## Excerpted passage
I’m looking for engagement, critical reflection, and experimentation.

Push yourself!

Active engagement

Don’t just take it in, be active in the class discussion. Leadership and positive contributions to the class discussion, wherever that takes place. Each session will involve hacking, poking, prodding, and otherwise doing digital history. We can spend time every session considering how all of this will play to the experiment as well.

Open Notebooks

9 meeting entries (you are encouraged to make a repository in github just for these). Your entries should/could reflect on the readings, the discussion, and what you learned from the session leader’s experience that week. Ideally you’ll write these during class time.

You should also be frequently documenting your experiment as it develops. If you are working on a Programming Historian tutorial, make a particular note about any hidden ‘gotchas’ you encounter. Video notes/walk throughs are encouraged. You can post these on youtube, vimeo, or similar. You will select your nine best entries for me to grade. Again, YOU WILL WRITE THESE DURING APPROPRIATE CLASS TIME Therefore bullet points etc are appropriate. These are like ‘lab notebooks’ that help you document your experiments and understanding. They are not great works of literature. They are notes to help ‘Future You’ to understand what the hell ‘Past You’ was up to.

## Tasks
**a.** Check each statement against the course guidelines and answer yes or no, quoting the words that decide it. (i) Students choose which nine notebook entries get graded. (ii) Video notes and walkthroughs are discouraged. (iii) Notebook entries are expected to be polished pieces of writing.
**b.** Write the next part of the course guidelines, picking up after their final sentence.

Visual layout annotation data:

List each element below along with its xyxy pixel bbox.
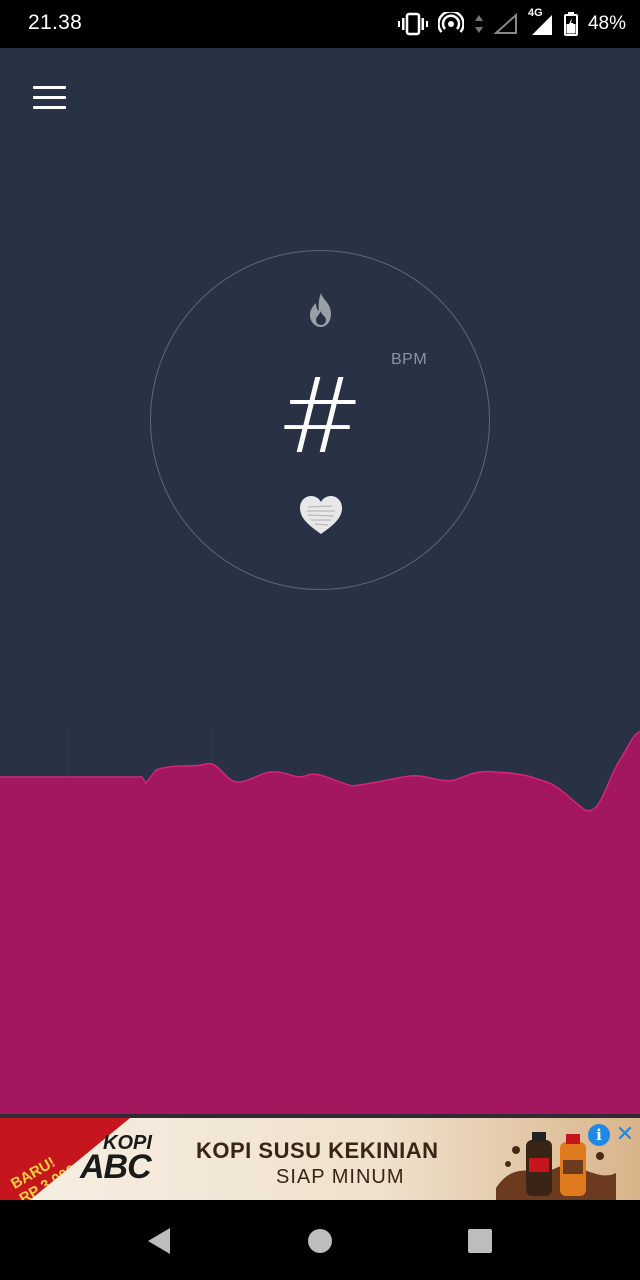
signal-with-network: 4G xyxy=(528,7,554,37)
menu-line xyxy=(33,106,66,109)
battery-icon xyxy=(563,12,578,36)
signal-icon xyxy=(531,15,552,35)
ad-banner[interactable]: BARU! RP 3.000,- KOPI ABC KOPI SUSU KEKI… xyxy=(0,1114,640,1200)
vibrate-icon xyxy=(397,12,428,36)
ad-brand-logo: ABC xyxy=(80,1148,152,1186)
home-icon[interactable] xyxy=(303,1224,337,1258)
status-time: 21.38 xyxy=(28,11,83,34)
ad-subheadline: SIAP MINUM xyxy=(276,1166,405,1188)
heart-rate-screen: BPM # xyxy=(0,48,640,1114)
hotspot-icon xyxy=(437,12,464,33)
data-arrows-icon xyxy=(474,15,483,33)
hamburger-menu-icon xyxy=(33,86,66,89)
flame-icon xyxy=(310,293,331,327)
bpm-value: # xyxy=(276,355,364,477)
recents-icon[interactable] xyxy=(463,1224,497,1258)
ad-ribbon-text: BARU! RP 3.000,- xyxy=(8,1142,87,1200)
navigation-bar xyxy=(0,1200,640,1280)
heart-icon xyxy=(300,496,342,534)
ad-content[interactable]: BARU! RP 3.000,- KOPI ABC KOPI SUSU KEKI… xyxy=(0,1118,640,1200)
info-icon[interactable]: i xyxy=(588,1124,610,1146)
measurement-dial[interactable]: BPM # xyxy=(150,250,490,590)
ad-headline: KOPI SUSU KEKINIAN xyxy=(196,1138,439,1163)
back-icon[interactable] xyxy=(142,1224,176,1258)
battery-percent: 48% xyxy=(587,13,626,34)
menu-line xyxy=(33,96,66,99)
signal-empty-icon xyxy=(493,13,517,34)
status-bar: 21.38 4G 48% xyxy=(0,0,640,48)
menu-button[interactable] xyxy=(30,83,70,113)
status-icons: 4G 48% xyxy=(397,7,626,40)
heart-rate-wave xyxy=(0,728,640,1114)
close-icon[interactable]: ✕ xyxy=(614,1122,636,1146)
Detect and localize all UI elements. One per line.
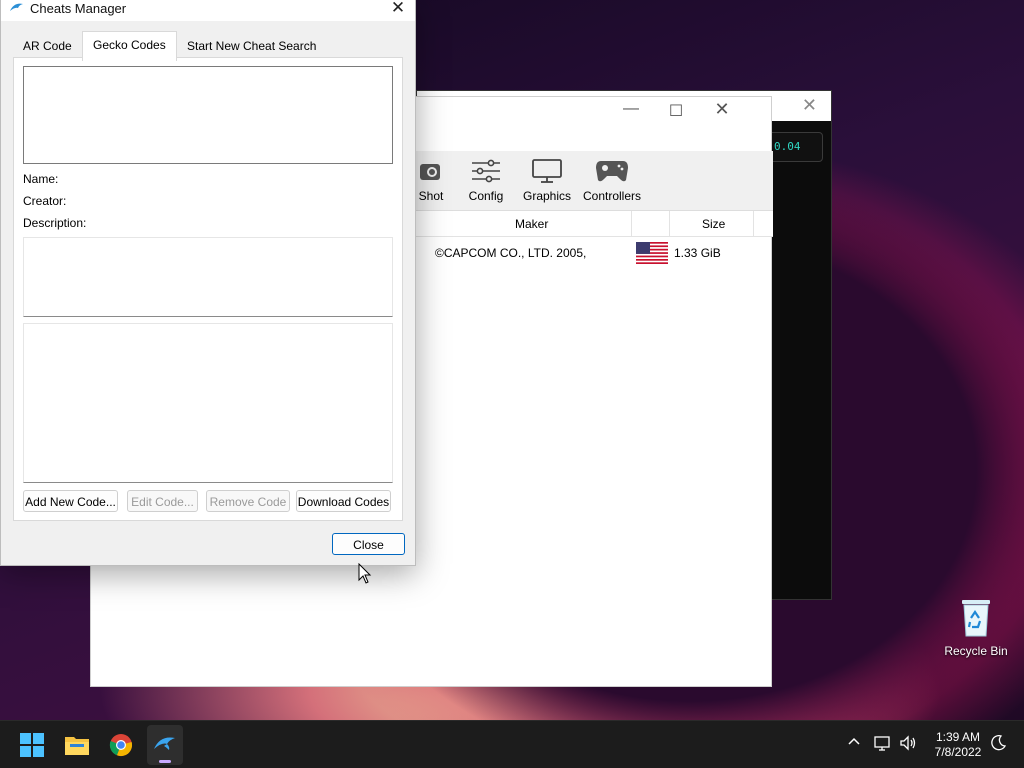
- config-button[interactable]: Config: [464, 157, 508, 203]
- recycle-bin-icon: [959, 596, 993, 638]
- file-explorer-icon[interactable]: [62, 730, 92, 760]
- controllers-button[interactable]: Controllers: [581, 157, 643, 203]
- recycle-bin-label: Recycle Bin: [944, 644, 1008, 658]
- sliders-icon: [464, 157, 508, 185]
- recycle-bin-desktop-icon[interactable]: Recycle Bin: [940, 596, 1012, 658]
- creator-label: Creator:: [23, 194, 67, 208]
- description-label: Description:: [23, 216, 87, 230]
- console-close-icon[interactable]: ✕: [802, 95, 817, 116]
- dolphin-taskbar-button[interactable]: [147, 725, 183, 765]
- gecko-code-list[interactable]: [23, 66, 393, 164]
- screenshot-button[interactable]: Shot: [413, 157, 449, 203]
- mouse-cursor-icon: [358, 562, 372, 588]
- close-icon[interactable]: ✕: [707, 99, 737, 120]
- controllers-label: Controllers: [582, 189, 642, 203]
- screenshot-label: Shot: [418, 189, 444, 203]
- maximize-icon[interactable]: ☐: [661, 101, 691, 121]
- minimize-icon[interactable]: —: [616, 100, 646, 118]
- focus-moon-icon[interactable]: [990, 735, 1007, 754]
- camera-icon: [413, 157, 449, 185]
- column-separator: [631, 211, 632, 237]
- column-separator: [669, 211, 670, 237]
- column-size[interactable]: Size: [702, 217, 725, 231]
- chevron-up-icon[interactable]: [848, 735, 860, 751]
- us-flag-icon: [636, 242, 668, 264]
- windows-start-icon[interactable]: [17, 730, 47, 760]
- dialog-close-icon[interactable]: ✕: [389, 0, 407, 18]
- game-maker: ©CAPCOM CO., LTD. 2005,: [435, 246, 587, 260]
- dolphin-icon: [153, 734, 177, 755]
- close-button[interactable]: Close: [332, 533, 405, 555]
- graphics-label: Graphics: [522, 189, 572, 203]
- taskbar-clock[interactable]: 1:39 AM 7/8/2022: [928, 730, 988, 760]
- chrome-icon[interactable]: [106, 730, 136, 760]
- dolphin-app-icon: [9, 1, 25, 16]
- column-maker[interactable]: Maker: [515, 217, 548, 231]
- cheats-manager-dialog: Cheats Manager ✕ AR Code Gecko Codes Sta…: [0, 0, 416, 566]
- game-size: 1.33 GiB: [674, 246, 721, 260]
- description-box[interactable]: [23, 237, 393, 317]
- volume-icon[interactable]: [899, 735, 917, 754]
- window-controls: — ☐ ✕: [623, 97, 771, 127]
- code-text-box[interactable]: [23, 323, 393, 483]
- remove-code-button[interactable]: Remove Code: [206, 490, 290, 512]
- name-label: Name:: [23, 172, 59, 186]
- tab-ar-code[interactable]: AR Code: [13, 33, 82, 59]
- tab-gecko-codes[interactable]: Gecko Codes: [82, 31, 177, 61]
- add-new-code-button[interactable]: Add New Code...: [23, 490, 118, 512]
- network-icon[interactable]: [874, 735, 892, 754]
- tab-start-new-cheat-search[interactable]: Start New Cheat Search: [177, 33, 326, 59]
- monitor-icon: [521, 157, 573, 185]
- taskbar: 1:39 AM 7/8/2022: [0, 720, 1024, 768]
- download-codes-button[interactable]: Download Codes: [296, 490, 391, 512]
- clock-time: 1:39 AM: [935, 730, 981, 744]
- gamepad-icon: [581, 157, 643, 185]
- column-separator: [753, 211, 754, 237]
- graphics-button[interactable]: Graphics: [521, 157, 573, 203]
- edit-code-button[interactable]: Edit Code...: [127, 490, 198, 512]
- config-label: Config: [468, 189, 504, 203]
- cheats-titlebar: Cheats Manager ✕: [1, 0, 415, 21]
- fps-readout: 0.04: [767, 132, 823, 162]
- active-indicator: [159, 760, 171, 763]
- dialog-title: Cheats Manager: [30, 1, 127, 16]
- clock-date: 7/8/2022: [934, 745, 982, 759]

## Results of the tasks
**a.**
(i) Yes: "You will select your nine best entries for me to grade."
(ii) No: "Video notes/walk throughs are encouraged."
(iii) No: "They are not great works of literature."

**b.**
Discussion Leading

For 1 or 2 sessions (depending on enrollment numbers) you will lead the group through your experience with a paricular Programming Historian tutorial (these will be assigned). Walk us through the goals of the tutorial, the nature of the examples, the hidden gotchas, the tacit assumptions, the hiccups, rough patches, dead ends, frustrations, and triumphs. Expand on the tutorial by thinking through how you might use it on a research question pertinent to your own MA work; think through what the tutorial might usefully help us do or learn or see in Mallory’s writings.

The tutorials in question are listed on the schedule page; I’m open to alternatives at The Programming Historian or elsewhere if they are germane to the larger thrust of the week or there is some compelling reason; talk to me first though.

Experiment

The major experiment in this class will be to explore the issues of digital history as discussed in this course in the context of Mallory’s papers. You will deploy (and document) at least three congruent tools/approaches learned from the The Programming Historian (and/or other resources) using Mallory’s writings as datasource. By ‘congruent’ I mean, ‘makes sense that these things go together towards a reasonable goal’.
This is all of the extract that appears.